# [Textauszug]
---*---

Monika Bütler
Wie alle Teenager wollte ich ab und zu meine Eltern ärgern. Dies gelang mit einem einfachen Rezept. Ich sagte ihnen abwechselnd, dass ich Ethnologie oder Japanologie oder Psychologie studieren möchte. Für meine Eltern war die akademische Welt schon weit genug weg, aber wenn schon unbedingt studieren, dann etwas „nützlicheres“. Mein Interesse an den drei genannten Fächern blieb auch im Mathematik- und Physikstudium. Japanologie hätte ich sogar als zweites Nebenfach abgeschlossen, wäre ich nicht an der damals noch existierenden Lateinhürde gescheitert.
Mit meinem Interesse auch für Geistes- und Sozialwissenschaften bin ich wohl eine ziemlich normale Vertreterin der Natur- und Ingenieurwissenschaften, auch wenn ich später in die Wirtschaftswissenschaften gewechselt bin. Umso mehr ärgert es mich, welch schlechten Ruf die Absolventen naturwissenschaftlicher und technischer Studienrichtungen haben: Fachidioten, Nerds, usw. Die heutige Kolumne in der NZZ am Sonntag trug ich daher schon lange in Gedanken (und in einigen Notizen) mit mir rum. Letztlich hat mir der Aufsatz von Michael Furger in der NZZaS vom 18. September den notwendigen Tritt gegeben, diese Kolumne endlich aufzuschreiben.
Hier also die Kolumne:
„Wer nur „Nützliches“ studiert, bleibt ein armer Tropf“, stand vor drei Wochen in dieser Zeitung. Stimmt genau, dachte ich mir. Nicht ganz aus demselben Grund wie der Autor jenes Artikels, Michael Furger.
Und tatsächlich: Wer eine technische oder naturwissenschaftliche Ausbildung wählt, muss sich ab und zu als Trottel fühlen. Das Studium ist anspruchsvoll und zeitraubend. Auf dem Arbeitsmarkt ist der Ingenieur zwar hoch begehrt, aber nur mittelmässig bezahlt. Und wenn dies nicht schon genug wäre: Die Mathematikerin und der Naturwissenschaftler gelten auch noch als weltfremd, asozial und unattraktiv, der Informatiker als Berufs-Autist. Auf gut neudeutsch: als Fachidioten ohne Reflexions- und kulturelle Kompetenz.
Kein Wunder tun sich dies viele nicht mehr an. Weshalb sollten sie: Die Nützlichkeit des Fachs klebt Ihnen doch wie Dreck an den Fingern. Die aristokratische Verachtung nützlicher Tätigkeiten gegenüber der Kontemplation fasst auch in der republikanischen Schweiz Fuss. Eine Firma, die aus Mangel an Ingenieuren ins Ausland abwandert, erregt die Gemüter kaum. Dies paradoxerweise in einem Land, dessen wichtigste Rohstoffe Ausbildung und Forschung sind, und das in Naturwissenschaft und Technik zur internationalen Spitzengruppe gehört.

---*---

# [Datenauszug]
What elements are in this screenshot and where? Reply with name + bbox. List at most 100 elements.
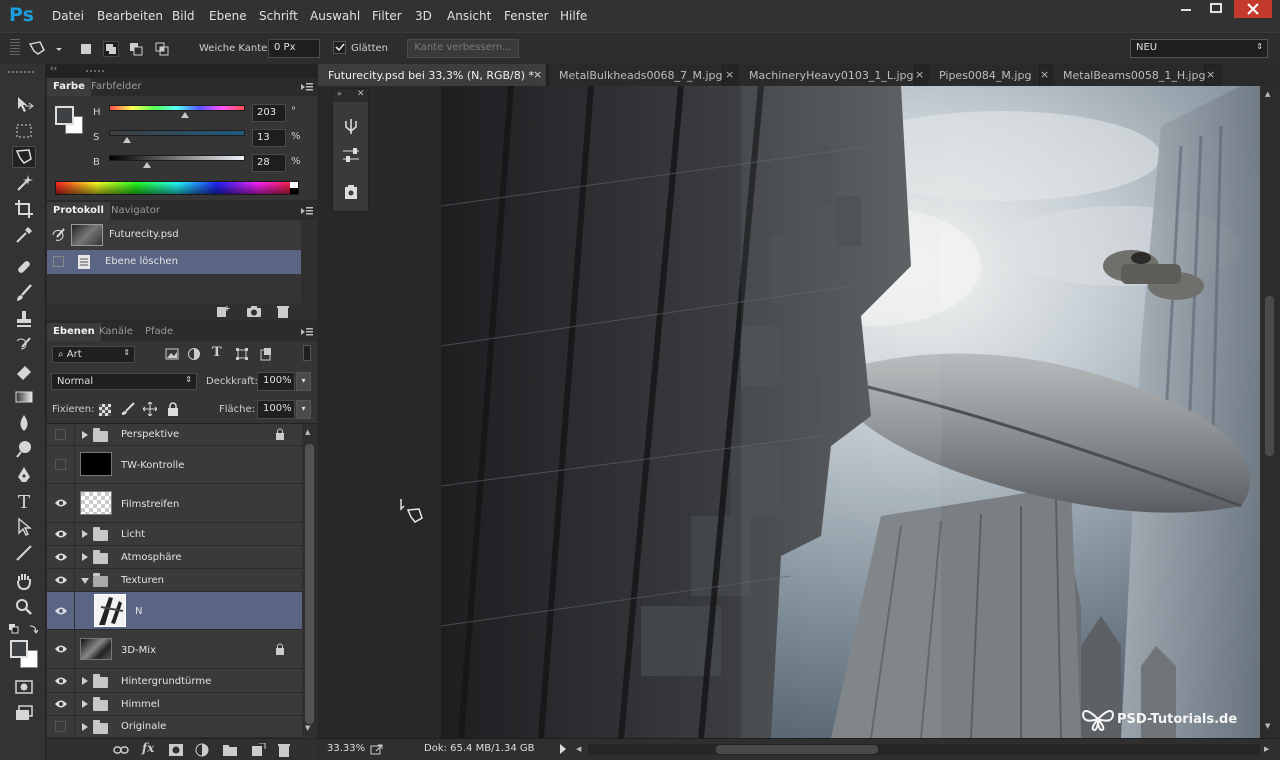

---*---

# [Zu erledigende Aufgaben]
1 > Fasse den Textauszug in zwei Sätzen zusammen.
2 > Gib den Abschnitt des Textauszugs, der mit „Monika Bütler“ beginnt und bis „existierenden Lateinhürde gescheitert.“ reicht, noch einmal wieder und setze dabei „Grosseltern“ an die Stelle von „Eltern“.

# [Schriftliche Antworten]
1 > Die Verfasserin interessierte sich schon als Teenager für Ethnologie, Japanologie und Psychologie, behielt dieses Interesse auch im Mathematik- und Physikstudium und wechselte später in die Wirtschaftswissenschaften. In ihrer Kolumne in der NZZ am Sonntag beklagt sie, dass Absolventen technischer und naturwissenschaftlicher Fächer als Fachidioten gelten und trotz anspruchsvollem Studium nur mittelmässig bezahlt werden, weshalb sich viele dies nicht mehr antun, obwohl Ausbildung und Forschung die wichtigsten Rohstoffe der Schweiz sind.

2 >
Monika Bütler
Wie alle Teenager wollte ich ab und zu meine Grosseltern ärgern. Dies gelang mit einem einfachen Rezept. Ich sagte ihnen abwechselnd, dass ich Ethnologie oder Japanologie oder Psychologie studieren möchte. Für meine Grosseltern war die akademische Welt schon weit genug weg, aber wenn schon unbedingt studieren, dann etwas „nützlicheres“. Mein Interesse an den drei genannten Fächern blieb auch im Mathematik- und Physikstudium. Japanologie hätte ich sogar als zweites Nebenfach abgeschlossen, wäre ich nicht an der damals noch existierenden Lateinhürde gescheitert.